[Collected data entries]
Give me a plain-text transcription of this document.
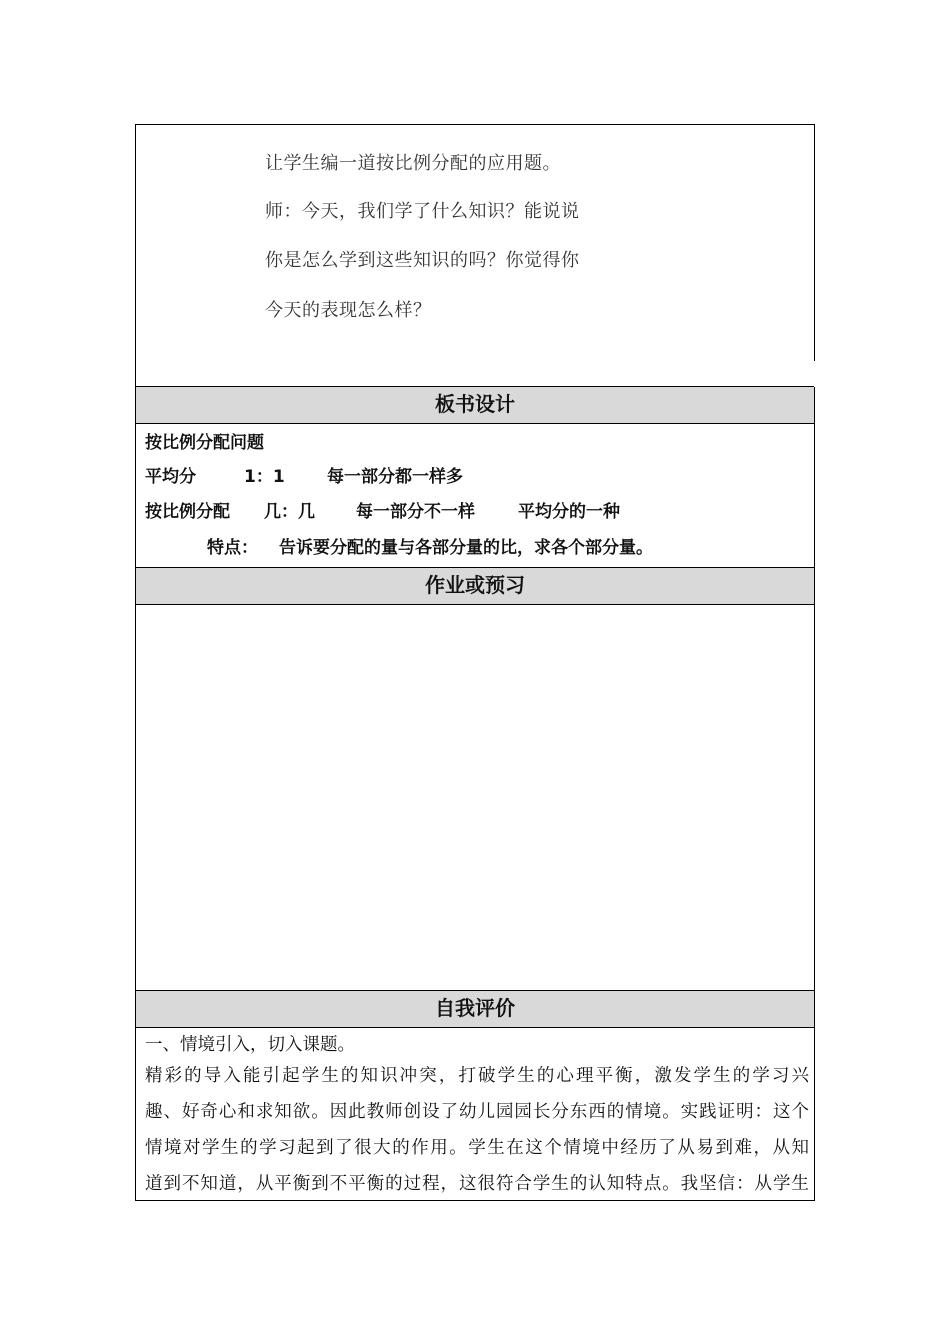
让学生编一道按比例分配的应用题。
师：今天，我们学了什么知识？能说说
你是怎么学到这些知识的吗？你觉得你
今天的表现怎么样？
板书设计
按比例分配问题
平均分	1：1 每一部分都一样多
按比例分配 几：几 每一部分不一样	平均分的一种
特点： 告诉要分配的量与各部分量的比，求各个部分量。
作业或预习
自我评价
一、情境引入，切入课题。
精彩的导入能引起学生的知识冲突，打破学生的心理平衡，激发学生的学习兴
趣、好奇心和求知欲。因此教师创设了幼儿园园长分东西的情境。实践证明：这个
情境对学生的学习起到了很大的作用。学生在这个情境中经历了从易到难，从知
道到不知道，从平衡到不平衡的过程，这很符合学生的认知特点。我坚信：从学生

_YOUR OBJECTIVE_
Take the data above and repeat it exactly, leaving each picture out.

_CORRECT RESPONSE_
Give me a plain-text transcription of this document.
让学生编一道按比例分配的应用题。
师：今天，我们学了什么知识？能说说
你是怎么学到这些知识的吗？你觉得你
今天的表现怎么样？
板书设计
按比例分配问题
平均分	1：1 每一部分都一样多
按比例分配 几：几 每一部分不一样	平均分的一种
特点： 告诉要分配的量与各部分量的比，求各个部分量。
作业或预习
自我评价
一、情境引入，切入课题。
精彩的导入能引起学生的知识冲突，打破学生的心理平衡，激发学生的学习兴
趣、好奇心和求知欲。因此教师创设了幼儿园园长分东西的情境。实践证明：这个
情境对学生的学习起到了很大的作用。学生在这个情境中经历了从易到难，从知
道到不知道，从平衡到不平衡的过程，这很符合学生的认知特点。我坚信：从学生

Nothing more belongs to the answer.